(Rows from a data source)
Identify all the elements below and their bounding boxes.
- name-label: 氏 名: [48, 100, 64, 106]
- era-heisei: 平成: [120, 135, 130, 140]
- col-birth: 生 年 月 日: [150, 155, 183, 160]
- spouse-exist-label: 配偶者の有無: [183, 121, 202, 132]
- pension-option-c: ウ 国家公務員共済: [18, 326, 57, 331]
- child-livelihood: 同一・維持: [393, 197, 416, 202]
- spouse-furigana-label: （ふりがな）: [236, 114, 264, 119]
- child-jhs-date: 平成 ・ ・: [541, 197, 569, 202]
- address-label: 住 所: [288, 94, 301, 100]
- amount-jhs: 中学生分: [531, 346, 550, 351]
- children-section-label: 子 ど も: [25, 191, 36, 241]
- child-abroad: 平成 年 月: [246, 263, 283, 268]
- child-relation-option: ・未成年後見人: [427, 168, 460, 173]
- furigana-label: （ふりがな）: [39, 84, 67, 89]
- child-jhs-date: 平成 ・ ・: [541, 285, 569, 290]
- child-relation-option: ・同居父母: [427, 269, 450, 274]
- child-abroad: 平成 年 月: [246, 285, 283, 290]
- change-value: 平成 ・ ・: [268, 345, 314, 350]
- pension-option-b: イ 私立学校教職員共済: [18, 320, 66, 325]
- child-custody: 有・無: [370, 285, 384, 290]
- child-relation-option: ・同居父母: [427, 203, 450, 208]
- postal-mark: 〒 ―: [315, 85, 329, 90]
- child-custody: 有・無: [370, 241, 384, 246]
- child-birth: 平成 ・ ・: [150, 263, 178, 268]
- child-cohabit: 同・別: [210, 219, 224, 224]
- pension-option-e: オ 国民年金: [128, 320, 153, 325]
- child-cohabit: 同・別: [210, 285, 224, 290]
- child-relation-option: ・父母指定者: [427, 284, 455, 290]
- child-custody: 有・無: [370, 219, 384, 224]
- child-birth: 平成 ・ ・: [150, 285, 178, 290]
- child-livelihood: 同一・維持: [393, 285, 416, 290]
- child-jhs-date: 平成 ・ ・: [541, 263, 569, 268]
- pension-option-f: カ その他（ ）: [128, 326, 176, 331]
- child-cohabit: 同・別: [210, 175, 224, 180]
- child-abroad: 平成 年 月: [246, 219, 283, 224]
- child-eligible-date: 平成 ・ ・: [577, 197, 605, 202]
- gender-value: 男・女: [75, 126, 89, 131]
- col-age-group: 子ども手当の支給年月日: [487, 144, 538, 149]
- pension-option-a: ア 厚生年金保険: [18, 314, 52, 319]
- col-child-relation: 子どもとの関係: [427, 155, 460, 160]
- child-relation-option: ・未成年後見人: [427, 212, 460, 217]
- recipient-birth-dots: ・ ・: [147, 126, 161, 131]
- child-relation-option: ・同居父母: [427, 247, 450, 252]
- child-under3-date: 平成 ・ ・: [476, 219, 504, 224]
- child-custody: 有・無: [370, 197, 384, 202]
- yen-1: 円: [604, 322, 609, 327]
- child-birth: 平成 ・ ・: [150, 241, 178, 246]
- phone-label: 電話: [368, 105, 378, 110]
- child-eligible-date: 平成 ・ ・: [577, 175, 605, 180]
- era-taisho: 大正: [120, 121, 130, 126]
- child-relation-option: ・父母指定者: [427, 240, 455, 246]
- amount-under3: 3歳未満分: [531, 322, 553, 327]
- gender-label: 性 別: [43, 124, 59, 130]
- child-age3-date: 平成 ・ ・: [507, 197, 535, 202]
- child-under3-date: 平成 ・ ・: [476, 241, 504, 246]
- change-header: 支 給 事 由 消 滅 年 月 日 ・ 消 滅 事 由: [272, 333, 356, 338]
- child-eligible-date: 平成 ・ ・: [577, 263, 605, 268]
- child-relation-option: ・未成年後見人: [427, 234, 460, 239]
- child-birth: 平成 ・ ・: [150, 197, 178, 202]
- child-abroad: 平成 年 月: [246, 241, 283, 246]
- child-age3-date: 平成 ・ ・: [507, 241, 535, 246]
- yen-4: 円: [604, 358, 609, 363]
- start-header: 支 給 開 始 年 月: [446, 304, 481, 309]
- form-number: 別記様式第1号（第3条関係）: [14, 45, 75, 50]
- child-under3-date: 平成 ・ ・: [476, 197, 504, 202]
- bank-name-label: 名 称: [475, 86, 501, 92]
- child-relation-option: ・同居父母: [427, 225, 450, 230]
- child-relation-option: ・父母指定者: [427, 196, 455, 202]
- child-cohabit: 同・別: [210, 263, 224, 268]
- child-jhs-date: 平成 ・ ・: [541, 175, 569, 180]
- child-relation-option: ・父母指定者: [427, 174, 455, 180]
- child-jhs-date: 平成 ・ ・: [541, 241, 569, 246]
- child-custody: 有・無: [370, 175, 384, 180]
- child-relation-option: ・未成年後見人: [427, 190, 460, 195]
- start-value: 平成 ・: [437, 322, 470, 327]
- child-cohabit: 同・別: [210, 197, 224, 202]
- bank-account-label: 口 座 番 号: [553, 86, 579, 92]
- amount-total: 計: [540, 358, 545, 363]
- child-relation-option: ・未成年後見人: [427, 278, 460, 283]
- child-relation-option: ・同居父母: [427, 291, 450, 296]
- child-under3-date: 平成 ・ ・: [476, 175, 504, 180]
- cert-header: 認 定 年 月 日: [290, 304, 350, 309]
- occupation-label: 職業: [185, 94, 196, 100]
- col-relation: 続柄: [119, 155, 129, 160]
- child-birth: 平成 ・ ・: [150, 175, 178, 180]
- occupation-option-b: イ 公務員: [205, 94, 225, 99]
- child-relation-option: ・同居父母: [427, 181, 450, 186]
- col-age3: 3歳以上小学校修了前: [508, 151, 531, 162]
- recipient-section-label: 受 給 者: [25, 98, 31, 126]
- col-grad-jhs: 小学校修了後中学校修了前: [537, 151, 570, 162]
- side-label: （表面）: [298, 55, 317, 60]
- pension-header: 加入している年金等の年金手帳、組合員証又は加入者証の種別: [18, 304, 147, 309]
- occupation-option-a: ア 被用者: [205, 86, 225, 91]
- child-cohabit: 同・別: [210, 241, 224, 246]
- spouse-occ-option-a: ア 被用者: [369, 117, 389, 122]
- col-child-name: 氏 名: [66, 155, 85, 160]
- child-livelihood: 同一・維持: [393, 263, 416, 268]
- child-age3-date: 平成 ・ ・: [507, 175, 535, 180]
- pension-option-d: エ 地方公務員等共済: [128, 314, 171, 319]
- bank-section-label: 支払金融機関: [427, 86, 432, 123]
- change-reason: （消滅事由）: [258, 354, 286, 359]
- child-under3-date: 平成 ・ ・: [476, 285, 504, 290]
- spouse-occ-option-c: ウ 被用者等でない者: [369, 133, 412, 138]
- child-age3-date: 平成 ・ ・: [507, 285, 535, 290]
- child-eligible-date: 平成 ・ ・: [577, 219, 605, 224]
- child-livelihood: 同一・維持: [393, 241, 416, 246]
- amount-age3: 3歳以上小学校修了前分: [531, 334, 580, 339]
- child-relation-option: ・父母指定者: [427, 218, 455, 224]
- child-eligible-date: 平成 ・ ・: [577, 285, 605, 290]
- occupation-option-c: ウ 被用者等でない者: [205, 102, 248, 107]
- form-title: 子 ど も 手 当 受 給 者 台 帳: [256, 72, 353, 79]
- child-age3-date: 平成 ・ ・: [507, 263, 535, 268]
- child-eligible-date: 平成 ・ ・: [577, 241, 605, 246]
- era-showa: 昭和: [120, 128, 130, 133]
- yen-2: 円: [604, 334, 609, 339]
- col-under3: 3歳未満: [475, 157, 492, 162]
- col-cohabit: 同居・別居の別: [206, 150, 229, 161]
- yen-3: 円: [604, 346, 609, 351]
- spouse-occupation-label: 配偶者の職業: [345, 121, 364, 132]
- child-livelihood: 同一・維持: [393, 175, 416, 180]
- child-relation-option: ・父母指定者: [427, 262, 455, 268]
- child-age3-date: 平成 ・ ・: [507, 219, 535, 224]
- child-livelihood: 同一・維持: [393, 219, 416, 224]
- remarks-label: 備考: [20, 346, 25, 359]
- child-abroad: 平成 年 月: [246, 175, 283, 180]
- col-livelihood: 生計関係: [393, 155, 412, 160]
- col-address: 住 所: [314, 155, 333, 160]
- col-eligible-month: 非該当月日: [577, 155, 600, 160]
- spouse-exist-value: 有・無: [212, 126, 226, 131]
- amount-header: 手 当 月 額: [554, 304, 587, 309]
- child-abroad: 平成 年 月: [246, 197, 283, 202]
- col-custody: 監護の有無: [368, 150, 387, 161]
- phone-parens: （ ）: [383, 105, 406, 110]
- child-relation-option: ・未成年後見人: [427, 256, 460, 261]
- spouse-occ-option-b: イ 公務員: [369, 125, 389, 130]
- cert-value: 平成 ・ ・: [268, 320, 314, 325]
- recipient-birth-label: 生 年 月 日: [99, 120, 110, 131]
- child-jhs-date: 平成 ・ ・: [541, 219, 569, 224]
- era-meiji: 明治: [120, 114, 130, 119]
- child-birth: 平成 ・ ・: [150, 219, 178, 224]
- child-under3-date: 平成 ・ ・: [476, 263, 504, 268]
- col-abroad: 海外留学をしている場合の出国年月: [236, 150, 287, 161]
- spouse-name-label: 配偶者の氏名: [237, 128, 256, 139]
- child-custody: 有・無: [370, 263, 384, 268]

> _STATED GOAL_: Count how many lines in the rows above contain the string "同居父母", with case counting, and give only the number.

> _EXERCISE OUTPUT_: 6